## GIVEN INSTRUCTION
Rewrite the material below, replacing every "app-description" with "app-summary" and leaving everything else unchanged.

══ DATA ROWS ══

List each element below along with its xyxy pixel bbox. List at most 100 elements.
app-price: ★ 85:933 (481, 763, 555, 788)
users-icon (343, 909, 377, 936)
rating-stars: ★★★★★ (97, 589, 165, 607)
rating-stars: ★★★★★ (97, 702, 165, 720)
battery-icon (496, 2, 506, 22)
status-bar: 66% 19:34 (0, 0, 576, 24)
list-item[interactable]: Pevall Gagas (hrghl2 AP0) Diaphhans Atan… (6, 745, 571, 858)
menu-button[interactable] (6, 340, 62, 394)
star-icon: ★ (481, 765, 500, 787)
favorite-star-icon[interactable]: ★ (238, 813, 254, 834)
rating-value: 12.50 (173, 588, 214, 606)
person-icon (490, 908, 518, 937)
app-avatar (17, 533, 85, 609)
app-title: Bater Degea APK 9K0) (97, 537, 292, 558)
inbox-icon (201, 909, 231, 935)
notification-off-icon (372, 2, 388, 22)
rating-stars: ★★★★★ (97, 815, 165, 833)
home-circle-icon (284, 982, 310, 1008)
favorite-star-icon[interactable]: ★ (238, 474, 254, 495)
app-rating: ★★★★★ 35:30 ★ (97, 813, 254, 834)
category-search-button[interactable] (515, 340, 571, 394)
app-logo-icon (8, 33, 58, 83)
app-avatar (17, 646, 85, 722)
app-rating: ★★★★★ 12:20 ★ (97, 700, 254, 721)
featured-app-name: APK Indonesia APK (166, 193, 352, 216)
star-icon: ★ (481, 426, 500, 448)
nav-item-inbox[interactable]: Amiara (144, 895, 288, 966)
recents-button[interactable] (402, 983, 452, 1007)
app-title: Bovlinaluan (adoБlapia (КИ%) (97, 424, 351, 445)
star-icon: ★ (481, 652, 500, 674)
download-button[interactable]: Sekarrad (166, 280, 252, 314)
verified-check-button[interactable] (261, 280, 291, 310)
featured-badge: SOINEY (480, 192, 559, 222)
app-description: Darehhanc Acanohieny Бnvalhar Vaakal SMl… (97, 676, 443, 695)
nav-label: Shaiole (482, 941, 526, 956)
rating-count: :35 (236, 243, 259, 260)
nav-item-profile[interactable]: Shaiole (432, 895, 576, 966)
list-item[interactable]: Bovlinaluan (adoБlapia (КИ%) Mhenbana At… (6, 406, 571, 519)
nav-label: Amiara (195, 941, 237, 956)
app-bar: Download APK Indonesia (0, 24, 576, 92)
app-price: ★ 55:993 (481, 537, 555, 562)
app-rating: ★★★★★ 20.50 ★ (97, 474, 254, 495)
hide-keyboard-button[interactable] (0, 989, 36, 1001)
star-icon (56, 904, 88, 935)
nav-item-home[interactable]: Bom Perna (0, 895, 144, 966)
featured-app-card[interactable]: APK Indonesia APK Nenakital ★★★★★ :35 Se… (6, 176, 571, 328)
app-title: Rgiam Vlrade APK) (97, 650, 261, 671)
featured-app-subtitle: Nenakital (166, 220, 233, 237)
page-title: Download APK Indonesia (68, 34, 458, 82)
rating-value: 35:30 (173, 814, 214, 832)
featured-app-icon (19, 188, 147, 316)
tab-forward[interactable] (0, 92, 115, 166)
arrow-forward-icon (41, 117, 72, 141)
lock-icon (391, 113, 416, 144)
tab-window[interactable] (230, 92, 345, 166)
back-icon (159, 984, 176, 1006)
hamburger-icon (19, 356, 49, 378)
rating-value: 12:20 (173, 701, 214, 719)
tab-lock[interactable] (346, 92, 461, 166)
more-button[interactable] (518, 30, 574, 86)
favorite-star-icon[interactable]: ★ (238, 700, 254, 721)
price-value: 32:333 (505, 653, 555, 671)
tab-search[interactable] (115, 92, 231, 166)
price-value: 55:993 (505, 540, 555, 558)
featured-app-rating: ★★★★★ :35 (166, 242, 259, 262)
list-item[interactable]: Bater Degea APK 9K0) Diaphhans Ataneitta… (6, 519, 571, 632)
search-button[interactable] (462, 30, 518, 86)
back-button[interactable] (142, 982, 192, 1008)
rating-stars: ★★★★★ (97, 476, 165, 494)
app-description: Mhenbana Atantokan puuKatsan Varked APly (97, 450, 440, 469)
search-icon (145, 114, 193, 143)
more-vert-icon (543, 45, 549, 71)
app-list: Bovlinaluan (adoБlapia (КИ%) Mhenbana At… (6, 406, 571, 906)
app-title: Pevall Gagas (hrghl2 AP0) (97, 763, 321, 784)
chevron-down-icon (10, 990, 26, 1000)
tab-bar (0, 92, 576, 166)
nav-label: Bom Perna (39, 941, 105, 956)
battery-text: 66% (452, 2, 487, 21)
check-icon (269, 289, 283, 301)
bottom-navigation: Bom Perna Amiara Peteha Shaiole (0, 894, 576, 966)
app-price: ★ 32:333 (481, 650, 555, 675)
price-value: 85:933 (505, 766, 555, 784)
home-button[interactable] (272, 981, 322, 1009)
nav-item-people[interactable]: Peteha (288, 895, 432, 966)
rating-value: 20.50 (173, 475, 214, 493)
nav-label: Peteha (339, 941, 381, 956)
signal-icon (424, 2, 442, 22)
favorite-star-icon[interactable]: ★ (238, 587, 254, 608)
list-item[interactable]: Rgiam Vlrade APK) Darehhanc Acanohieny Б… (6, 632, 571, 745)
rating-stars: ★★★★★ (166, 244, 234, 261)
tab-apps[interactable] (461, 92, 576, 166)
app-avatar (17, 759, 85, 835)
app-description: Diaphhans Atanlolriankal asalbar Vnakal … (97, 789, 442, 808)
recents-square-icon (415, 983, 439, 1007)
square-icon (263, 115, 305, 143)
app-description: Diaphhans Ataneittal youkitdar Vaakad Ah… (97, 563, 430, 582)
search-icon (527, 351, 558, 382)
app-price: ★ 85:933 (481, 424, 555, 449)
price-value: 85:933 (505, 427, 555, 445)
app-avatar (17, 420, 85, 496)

═══

## THE REPLY
List each element below along with its xyxy pixel bbox. List at most 100 elements.
app-price: ★ 85:933 (481, 763, 555, 788)
users-icon (343, 909, 377, 936)
rating-stars: ★★★★★ (97, 589, 165, 607)
rating-stars: ★★★★★ (97, 702, 165, 720)
battery-icon (496, 2, 506, 22)
status-bar: 66% 19:34 (0, 0, 576, 24)
list-item[interactable]: Pevall Gagas (hrghl2 AP0) Diaphhans Atan… (6, 745, 571, 858)
menu-button[interactable] (6, 340, 62, 394)
star-icon: ★ (481, 765, 500, 787)
favorite-star-icon[interactable]: ★ (238, 813, 254, 834)
rating-value: 12.50 (173, 588, 214, 606)
person-icon (490, 908, 518, 937)
app-avatar (17, 533, 85, 609)
app-title: Bater Degea APK 9K0) (97, 537, 292, 558)
inbox-icon (201, 909, 231, 935)
notification-off-icon (372, 2, 388, 22)
rating-stars: ★★★★★ (97, 815, 165, 833)
home-circle-icon (284, 982, 310, 1008)
favorite-star-icon[interactable]: ★ (238, 474, 254, 495)
app-rating: ★★★★★ 35:30 ★ (97, 813, 254, 834)
category-search-button[interactable] (515, 340, 571, 394)
app-logo-icon (8, 33, 58, 83)
app-avatar (17, 646, 85, 722)
app-rating: ★★★★★ 12:20 ★ (97, 700, 254, 721)
featured-app-name: APK Indonesia APK (166, 193, 352, 216)
star-icon: ★ (481, 426, 500, 448)
nav-item-inbox[interactable]: Amiara (144, 895, 288, 966)
recents-button[interactable] (402, 983, 452, 1007)
app-title: Bovlinaluan (adoБlapia (КИ%) (97, 424, 351, 445)
star-icon: ★ (481, 652, 500, 674)
download-button[interactable]: Sekarrad (166, 280, 252, 314)
verified-check-button[interactable] (261, 280, 291, 310)
featured-badge: SOINEY (480, 192, 559, 222)
app-summary: Darehhanc Acanohieny Бnvalhar Vaakal SMl… (97, 676, 443, 695)
nav-label: Shaiole (482, 941, 526, 956)
rating-count: :35 (236, 243, 259, 260)
nav-item-profile[interactable]: Shaiole (432, 895, 576, 966)
list-item[interactable]: Bovlinaluan (adoБlapia (КИ%) Mhenbana At… (6, 406, 571, 519)
nav-label: Amiara (195, 941, 237, 956)
app-bar: Download APK Indonesia (0, 24, 576, 92)
app-price: ★ 55:993 (481, 537, 555, 562)
app-rating: ★★★★★ 20.50 ★ (97, 474, 254, 495)
hide-keyboard-button[interactable] (0, 989, 36, 1001)
star-icon (56, 904, 88, 935)
nav-item-home[interactable]: Bom Perna (0, 895, 144, 966)
featured-app-card[interactable]: APK Indonesia APK Nenakital ★★★★★ :35 Se… (6, 176, 571, 328)
app-title: Rgiam Vlrade APK) (97, 650, 261, 671)
featured-app-subtitle: Nenakital (166, 220, 233, 237)
page-title: Download APK Indonesia (68, 34, 458, 82)
rating-value: 35:30 (173, 814, 214, 832)
featured-app-icon (19, 188, 147, 316)
tab-forward[interactable] (0, 92, 115, 166)
arrow-forward-icon (41, 117, 72, 141)
lock-icon (391, 113, 416, 144)
tab-window[interactable] (230, 92, 345, 166)
back-icon (159, 984, 176, 1006)
hamburger-icon (19, 356, 49, 378)
rating-value: 12:20 (173, 701, 214, 719)
tab-lock[interactable] (346, 92, 461, 166)
more-button[interactable] (518, 30, 574, 86)
favorite-star-icon[interactable]: ★ (238, 700, 254, 721)
price-value: 32:333 (505, 653, 555, 671)
tab-search[interactable] (115, 92, 231, 166)
price-value: 55:993 (505, 540, 555, 558)
featured-app-rating: ★★★★★ :35 (166, 242, 259, 262)
list-item[interactable]: Bater Degea APK 9K0) Diaphhans Ataneitta… (6, 519, 571, 632)
search-button[interactable] (462, 30, 518, 86)
back-button[interactable] (142, 982, 192, 1008)
rating-stars: ★★★★★ (97, 476, 165, 494)
app-summary: Mhenbana Atantokan puuKatsan Varked APly (97, 450, 440, 469)
search-icon (145, 114, 193, 143)
more-vert-icon (543, 45, 549, 71)
app-list: Bovlinaluan (adoБlapia (КИ%) Mhenbana At… (6, 406, 571, 906)
app-title: Pevall Gagas (hrghl2 AP0) (97, 763, 321, 784)
chevron-down-icon (10, 990, 26, 1000)
tab-bar (0, 92, 576, 166)
nav-label: Bom Perna (39, 941, 105, 956)
battery-text: 66% (452, 2, 487, 21)
check-icon (269, 289, 283, 301)
bottom-navigation: Bom Perna Amiara Peteha Shaiole (0, 894, 576, 966)
app-price: ★ 32:333 (481, 650, 555, 675)
price-value: 85:933 (505, 766, 555, 784)
home-button[interactable] (272, 981, 322, 1009)
nav-item-people[interactable]: Peteha (288, 895, 432, 966)
rating-value: 20.50 (173, 475, 214, 493)
nav-label: Peteha (339, 941, 381, 956)
signal-icon (424, 2, 442, 22)
favorite-star-icon[interactable]: ★ (238, 587, 254, 608)
list-item[interactable]: Rgiam Vlrade APK) Darehhanc Acanohieny Б… (6, 632, 571, 745)
rating-stars: ★★★★★ (166, 244, 234, 261)
tab-apps[interactable] (461, 92, 576, 166)
app-avatar (17, 759, 85, 835)
app-summary: Diaphhans Atanlolriankal asalbar Vnakal … (97, 789, 442, 808)
recents-square-icon (415, 983, 439, 1007)
square-icon (263, 115, 305, 143)
app-summary: Diaphhans Ataneittal youkitdar Vaakad Ah… (97, 563, 430, 582)
search-icon (527, 351, 558, 382)
app-price: ★ 85:933 (481, 424, 555, 449)
price-value: 85:933 (505, 427, 555, 445)
app-avatar (17, 420, 85, 496)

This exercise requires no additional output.